WORK REQUIRED: Repeat the records below exactly as they appear.

EXTRACTED RECORDS:

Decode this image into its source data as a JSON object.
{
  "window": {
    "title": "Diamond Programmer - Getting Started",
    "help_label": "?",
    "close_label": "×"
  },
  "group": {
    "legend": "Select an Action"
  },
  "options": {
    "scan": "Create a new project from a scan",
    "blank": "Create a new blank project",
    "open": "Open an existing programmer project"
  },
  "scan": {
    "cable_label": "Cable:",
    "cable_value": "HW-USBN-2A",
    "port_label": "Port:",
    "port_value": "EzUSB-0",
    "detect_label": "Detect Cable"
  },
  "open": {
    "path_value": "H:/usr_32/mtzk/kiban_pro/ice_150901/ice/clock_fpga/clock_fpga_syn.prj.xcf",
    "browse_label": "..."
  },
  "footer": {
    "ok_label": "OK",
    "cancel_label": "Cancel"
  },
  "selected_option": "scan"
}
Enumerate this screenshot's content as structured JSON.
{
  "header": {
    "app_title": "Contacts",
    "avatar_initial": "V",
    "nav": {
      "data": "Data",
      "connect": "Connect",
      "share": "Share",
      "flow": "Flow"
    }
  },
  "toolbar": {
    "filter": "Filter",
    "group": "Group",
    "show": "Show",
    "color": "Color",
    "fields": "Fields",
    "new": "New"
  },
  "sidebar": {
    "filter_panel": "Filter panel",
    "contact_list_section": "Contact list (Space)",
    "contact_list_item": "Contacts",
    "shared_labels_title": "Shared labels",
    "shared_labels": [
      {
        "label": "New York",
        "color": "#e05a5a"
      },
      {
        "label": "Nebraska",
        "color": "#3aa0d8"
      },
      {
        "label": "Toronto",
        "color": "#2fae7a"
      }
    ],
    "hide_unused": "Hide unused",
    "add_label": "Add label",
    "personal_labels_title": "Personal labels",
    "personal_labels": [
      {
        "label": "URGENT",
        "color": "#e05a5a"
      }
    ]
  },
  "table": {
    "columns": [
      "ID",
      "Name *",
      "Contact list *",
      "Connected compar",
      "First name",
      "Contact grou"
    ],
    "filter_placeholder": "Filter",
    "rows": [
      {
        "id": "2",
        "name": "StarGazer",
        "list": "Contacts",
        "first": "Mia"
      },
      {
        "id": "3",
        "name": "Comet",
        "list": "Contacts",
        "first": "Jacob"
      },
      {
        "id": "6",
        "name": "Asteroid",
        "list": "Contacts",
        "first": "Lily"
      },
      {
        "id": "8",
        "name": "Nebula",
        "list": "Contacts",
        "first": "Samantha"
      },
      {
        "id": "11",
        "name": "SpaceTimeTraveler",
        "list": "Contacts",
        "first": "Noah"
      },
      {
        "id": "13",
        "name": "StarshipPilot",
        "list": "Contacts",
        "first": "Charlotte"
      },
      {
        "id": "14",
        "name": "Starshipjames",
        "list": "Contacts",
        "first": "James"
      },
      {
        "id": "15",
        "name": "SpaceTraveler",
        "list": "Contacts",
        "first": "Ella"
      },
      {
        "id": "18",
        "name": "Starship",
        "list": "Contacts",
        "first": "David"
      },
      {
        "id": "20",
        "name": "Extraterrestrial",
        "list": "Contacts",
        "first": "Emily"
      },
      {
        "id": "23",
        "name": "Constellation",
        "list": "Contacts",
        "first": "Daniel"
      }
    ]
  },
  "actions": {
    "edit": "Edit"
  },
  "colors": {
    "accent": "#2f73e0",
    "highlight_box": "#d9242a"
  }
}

TASK RESPONSE:
Decode this image into its source data as a JSON object.
{
  "window": {
    "title": "Diamond Programmer - Getting Started",
    "help_label": "?",
    "close_label": "×"
  },
  "group": {
    "legend": "Select an Action"
  },
  "options": {
    "scan": "Create a new project from a scan",
    "blank": "Create a new blank project",
    "open": "Open an existing programmer project"
  },
  "scan": {
    "cable_label": "Cable:",
    "cable_value": "HW-USBN-2A",
    "port_label": "Port:",
    "port_value": "EzUSB-0",
    "detect_label": "Detect Cable"
  },
  "open": {
    "path_value": "H:/usr_32/mtzk/kiban_pro/ice_150901/ice/clock_fpga/clock_fpga_syn.prj.xcf",
    "browse_label": "..."
  },
  "footer": {
    "ok_label": "OK",
    "cancel_label": "Cancel"
  },
  "selected_option": "scan"
}
Enumerate this screenshot's content as structured JSON.
{
  "header": {
    "app_title": "Contacts",
    "avatar_initial": "V",
    "nav": {
      "data": "Data",
      "connect": "Connect",
      "share": "Share",
      "flow": "Flow"
    }
  },
  "toolbar": {
    "filter": "Filter",
    "group": "Group",
    "show": "Show",
    "color": "Color",
    "fields": "Fields",
    "new": "New"
  },
  "sidebar": {
    "filter_panel": "Filter panel",
    "contact_list_section": "Contact list (Space)",
    "contact_list_item": "Contacts",
    "shared_labels_title": "Shared labels",
    "shared_labels": [
      {
        "label": "New York",
        "color": "#e05a5a"
      },
      {
        "label": "Nebraska",
        "color": "#3aa0d8"
      },
      {
        "label": "Toronto",
        "color": "#2fae7a"
      }
    ],
    "hide_unused": "Hide unused",
    "add_label": "Add label",
    "personal_labels_title": "Personal labels",
    "personal_labels": [
      {
        "label": "URGENT",
        "color": "#e05a5a"
      }
    ]
  },
  "table": {
    "columns": [
      "ID",
      "Name *",
      "Contact list *",
      "Connected compar",
      "First name",
      "Contact grou"
    ],
    "filter_placeholder": "Filter",
    "rows": [
      {
        "id": "2",
        "name": "StarGazer",
        "list": "Contacts",
        "first": "Mia"
      },
      {
        "id": "3",
        "name": "Comet",
        "list": "Contacts",
        "first": "Jacob"
      },
      {
        "id": "6",
        "name": "Asteroid",
        "list": "Contacts",
        "first": "Lily"
      },
      {
        "id": "8",
        "name": "Nebula",
        "list": "Contacts",
        "first": "Samantha"
      },
      {
        "id": "11",
        "name": "SpaceTimeTraveler",
        "list": "Contacts",
        "first": "Noah"
      },
      {
        "id": "13",
        "name": "StarshipPilot",
        "list": "Contacts",
        "first": "Charlotte"
      },
      {
        "id": "14",
        "name": "Starshipjames",
        "list": "Contacts",
        "first": "James"
      },
      {
        "id": "15",
        "name": "SpaceTraveler",
        "list": "Contacts",
        "first": "Ella"
      },
      {
        "id": "18",
        "name": "Starship",
        "list": "Contacts",
        "first": "David"
      },
      {
        "id": "20",
        "name": "Extraterrestrial",
        "list": "Contacts",
        "first": "Emily"
      },
      {
        "id": "23",
        "name": "Constellation",
        "list": "Contacts",
        "first": "Daniel"
      }
    ]
  },
  "actions": {
    "edit": "Edit"
  },
  "colors": {
    "accent": "#2f73e0",
    "highlight_box": "#d9242a"
  }
}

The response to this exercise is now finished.